Reproduce all records verbatim.
══════
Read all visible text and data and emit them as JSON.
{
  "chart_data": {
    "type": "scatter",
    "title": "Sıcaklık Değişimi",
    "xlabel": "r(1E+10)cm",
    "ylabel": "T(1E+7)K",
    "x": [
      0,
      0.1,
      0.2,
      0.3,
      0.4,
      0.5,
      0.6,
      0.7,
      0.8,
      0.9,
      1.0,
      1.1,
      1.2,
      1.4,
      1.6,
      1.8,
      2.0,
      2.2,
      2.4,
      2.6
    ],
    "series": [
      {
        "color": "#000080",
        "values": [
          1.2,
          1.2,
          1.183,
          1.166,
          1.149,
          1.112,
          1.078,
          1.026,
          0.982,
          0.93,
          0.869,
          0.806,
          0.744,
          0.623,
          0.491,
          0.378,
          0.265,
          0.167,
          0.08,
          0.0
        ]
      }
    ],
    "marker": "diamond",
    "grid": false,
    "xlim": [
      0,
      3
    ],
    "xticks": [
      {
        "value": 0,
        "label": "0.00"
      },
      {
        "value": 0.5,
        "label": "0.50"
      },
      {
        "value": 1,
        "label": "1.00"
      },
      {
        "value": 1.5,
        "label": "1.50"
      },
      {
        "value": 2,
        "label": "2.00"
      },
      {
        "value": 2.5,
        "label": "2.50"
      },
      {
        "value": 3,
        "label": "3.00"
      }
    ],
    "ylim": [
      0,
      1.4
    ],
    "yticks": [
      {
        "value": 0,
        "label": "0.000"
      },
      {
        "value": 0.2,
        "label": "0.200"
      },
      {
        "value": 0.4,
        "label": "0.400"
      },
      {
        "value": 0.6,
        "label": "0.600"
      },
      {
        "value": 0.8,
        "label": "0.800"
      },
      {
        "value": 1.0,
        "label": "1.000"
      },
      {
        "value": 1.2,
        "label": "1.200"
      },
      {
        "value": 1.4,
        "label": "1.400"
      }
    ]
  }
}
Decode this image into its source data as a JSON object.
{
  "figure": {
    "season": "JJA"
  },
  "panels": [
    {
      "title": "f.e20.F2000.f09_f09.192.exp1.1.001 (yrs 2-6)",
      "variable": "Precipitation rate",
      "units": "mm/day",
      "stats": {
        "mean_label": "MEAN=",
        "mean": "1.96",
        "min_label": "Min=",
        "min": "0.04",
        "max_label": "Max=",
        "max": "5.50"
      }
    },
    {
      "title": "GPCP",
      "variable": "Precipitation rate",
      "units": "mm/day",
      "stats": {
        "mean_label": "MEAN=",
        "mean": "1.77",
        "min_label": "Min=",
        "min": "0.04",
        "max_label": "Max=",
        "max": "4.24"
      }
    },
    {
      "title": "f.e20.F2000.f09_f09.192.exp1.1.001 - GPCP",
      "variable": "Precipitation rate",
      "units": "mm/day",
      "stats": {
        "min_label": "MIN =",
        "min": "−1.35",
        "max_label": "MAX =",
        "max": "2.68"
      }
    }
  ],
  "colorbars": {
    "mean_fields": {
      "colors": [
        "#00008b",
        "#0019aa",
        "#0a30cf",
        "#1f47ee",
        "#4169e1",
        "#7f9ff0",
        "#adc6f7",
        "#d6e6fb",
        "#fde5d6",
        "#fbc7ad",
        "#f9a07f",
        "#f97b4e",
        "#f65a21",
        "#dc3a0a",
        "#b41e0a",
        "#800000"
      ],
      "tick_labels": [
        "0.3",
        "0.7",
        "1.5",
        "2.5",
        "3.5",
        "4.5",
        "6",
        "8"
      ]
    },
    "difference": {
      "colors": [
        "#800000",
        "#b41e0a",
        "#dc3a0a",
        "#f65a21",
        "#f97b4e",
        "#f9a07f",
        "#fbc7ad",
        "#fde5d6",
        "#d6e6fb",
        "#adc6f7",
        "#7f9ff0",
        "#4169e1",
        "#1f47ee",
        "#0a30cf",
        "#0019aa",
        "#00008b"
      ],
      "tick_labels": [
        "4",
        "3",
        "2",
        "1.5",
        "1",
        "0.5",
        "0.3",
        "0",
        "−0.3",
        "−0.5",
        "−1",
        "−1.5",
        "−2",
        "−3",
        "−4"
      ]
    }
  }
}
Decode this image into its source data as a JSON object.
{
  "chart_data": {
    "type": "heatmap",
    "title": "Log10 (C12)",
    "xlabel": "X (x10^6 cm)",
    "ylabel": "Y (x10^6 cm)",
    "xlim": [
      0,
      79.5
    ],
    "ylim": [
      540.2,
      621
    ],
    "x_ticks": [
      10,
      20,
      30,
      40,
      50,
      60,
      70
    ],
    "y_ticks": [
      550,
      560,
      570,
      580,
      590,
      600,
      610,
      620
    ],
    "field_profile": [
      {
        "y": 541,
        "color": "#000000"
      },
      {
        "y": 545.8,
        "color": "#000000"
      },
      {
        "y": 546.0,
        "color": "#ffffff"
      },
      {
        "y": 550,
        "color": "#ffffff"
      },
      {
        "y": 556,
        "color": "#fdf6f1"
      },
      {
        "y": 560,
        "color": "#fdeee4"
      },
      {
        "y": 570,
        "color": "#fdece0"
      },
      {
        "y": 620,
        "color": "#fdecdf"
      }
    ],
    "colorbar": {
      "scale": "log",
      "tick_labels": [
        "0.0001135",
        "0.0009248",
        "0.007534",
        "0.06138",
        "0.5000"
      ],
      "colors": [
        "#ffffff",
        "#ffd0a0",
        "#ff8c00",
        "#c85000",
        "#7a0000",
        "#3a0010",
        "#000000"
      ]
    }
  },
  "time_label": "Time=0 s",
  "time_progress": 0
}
══════
### [Result of the task]
Read all visible text and data and emit them as JSON.
{
  "chart_data": {
    "type": "scatter",
    "title": "Sıcaklık Değişimi",
    "xlabel": "r(1E+10)cm",
    "ylabel": "T(1E+7)K",
    "x": [
      0,
      0.1,
      0.2,
      0.3,
      0.4,
      0.5,
      0.6,
      0.7,
      0.8,
      0.9,
      1.0,
      1.1,
      1.2,
      1.4,
      1.6,
      1.8,
      2.0,
      2.2,
      2.4,
      2.6
    ],
    "series": [
      {
        "color": "#000080",
        "values": [
          1.2,
          1.2,
          1.183,
          1.166,
          1.149,
          1.112,
          1.078,
          1.026,
          0.982,
          0.93,
          0.869,
          0.806,
          0.744,
          0.623,
          0.491,
          0.378,
          0.265,
          0.167,
          0.08,
          0.0
        ]
      }
    ],
    "marker": "diamond",
    "grid": false,
    "xlim": [
      0,
      3
    ],
    "xticks": [
      {
        "value": 0,
        "label": "0.00"
      },
      {
        "value": 0.5,
        "label": "0.50"
      },
      {
        "value": 1,
        "label": "1.00"
      },
      {
        "value": 1.5,
        "label": "1.50"
      },
      {
        "value": 2,
        "label": "2.00"
      },
      {
        "value": 2.5,
        "label": "2.50"
      },
      {
        "value": 3,
        "label": "3.00"
      }
    ],
    "ylim": [
      0,
      1.4
    ],
    "yticks": [
      {
        "value": 0,
        "label": "0.000"
      },
      {
        "value": 0.2,
        "label": "0.200"
      },
      {
        "value": 0.4,
        "label": "0.400"
      },
      {
        "value": 0.6,
        "label": "0.600"
      },
      {
        "value": 0.8,
        "label": "0.800"
      },
      {
        "value": 1.0,
        "label": "1.000"
      },
      {
        "value": 1.2,
        "label": "1.200"
      },
      {
        "value": 1.4,
        "label": "1.400"
      }
    ]
  }
}
Decode this image into its source data as a JSON object.
{
  "figure": {
    "season": "JJA"
  },
  "panels": [
    {
      "title": "f.e20.F2000.f09_f09.192.exp1.1.001 (yrs 2-6)",
      "variable": "Precipitation rate",
      "units": "mm/day",
      "stats": {
        "mean_label": "MEAN=",
        "mean": "1.96",
        "min_label": "Min=",
        "min": "0.04",
        "max_label": "Max=",
        "max": "5.50"
      }
    },
    {
      "title": "GPCP",
      "variable": "Precipitation rate",
      "units": "mm/day",
      "stats": {
        "mean_label": "MEAN=",
        "mean": "1.77",
        "min_label": "Min=",
        "min": "0.04",
        "max_label": "Max=",
        "max": "4.24"
      }
    },
    {
      "title": "f.e20.F2000.f09_f09.192.exp1.1.001 - GPCP",
      "variable": "Precipitation rate",
      "units": "mm/day",
      "stats": {
        "min_label": "MIN =",
        "min": "−1.35",
        "max_label": "MAX =",
        "max": "2.68"
      }
    }
  ],
  "colorbars": {
    "mean_fields": {
      "colors": [
        "#00008b",
        "#0019aa",
        "#0a30cf",
        "#1f47ee",
        "#4169e1",
        "#7f9ff0",
        "#adc6f7",
        "#d6e6fb",
        "#fde5d6",
        "#fbc7ad",
        "#f9a07f",
        "#f97b4e",
        "#f65a21",
        "#dc3a0a",
        "#b41e0a",
        "#800000"
      ],
      "tick_labels": [
        "0.3",
        "0.7",
        "1.5",
        "2.5",
        "3.5",
        "4.5",
        "6",
        "8"
      ]
    },
    "difference": {
      "colors": [
        "#800000",
        "#b41e0a",
        "#dc3a0a",
        "#f65a21",
        "#f97b4e",
        "#f9a07f",
        "#fbc7ad",
        "#fde5d6",
        "#d6e6fb",
        "#adc6f7",
        "#7f9ff0",
        "#4169e1",
        "#1f47ee",
        "#0a30cf",
        "#0019aa",
        "#00008b"
      ],
      "tick_labels": [
        "4",
        "3",
        "2",
        "1.5",
        "1",
        "0.5",
        "0.3",
        "0",
        "−0.3",
        "−0.5",
        "−1",
        "−1.5",
        "−2",
        "−3",
        "−4"
      ]
    }
  }
}
Decode this image into its source data as a JSON object.
{
  "chart_data": {
    "type": "heatmap",
    "title": "Log10 (C12)",
    "xlabel": "X (x10^6 cm)",
    "ylabel": "Y (x10^6 cm)",
    "xlim": [
      0,
      79.5
    ],
    "ylim": [
      540.2,
      621
    ],
    "x_ticks": [
      10,
      20,
      30,
      40,
      50,
      60,
      70
    ],
    "y_ticks": [
      550,
      560,
      570,
      580,
      590,
      600,
      610,
      620
    ],
    "field_profile": [
      {
        "y": 541,
        "color": "#000000"
      },
      {
        "y": 545.8,
        "color": "#000000"
      },
      {
        "y": 546.0,
        "color": "#ffffff"
      },
      {
        "y": 550,
        "color": "#ffffff"
      },
      {
        "y": 556,
        "color": "#fdf6f1"
      },
      {
        "y": 560,
        "color": "#fdeee4"
      },
      {
        "y": 570,
        "color": "#fdece0"
      },
      {
        "y": 620,
        "color": "#fdecdf"
      }
    ],
    "colorbar": {
      "scale": "log",
      "tick_labels": [
        "0.0001135",
        "0.0009248",
        "0.007534",
        "0.06138",
        "0.5000"
      ],
      "colors": [
        "#ffffff",
        "#ffd0a0",
        "#ff8c00",
        "#c85000",
        "#7a0000",
        "#3a0010",
        "#000000"
      ]
    }
  },
  "time_label": "Time=0 s",
  "time_progress": 0
}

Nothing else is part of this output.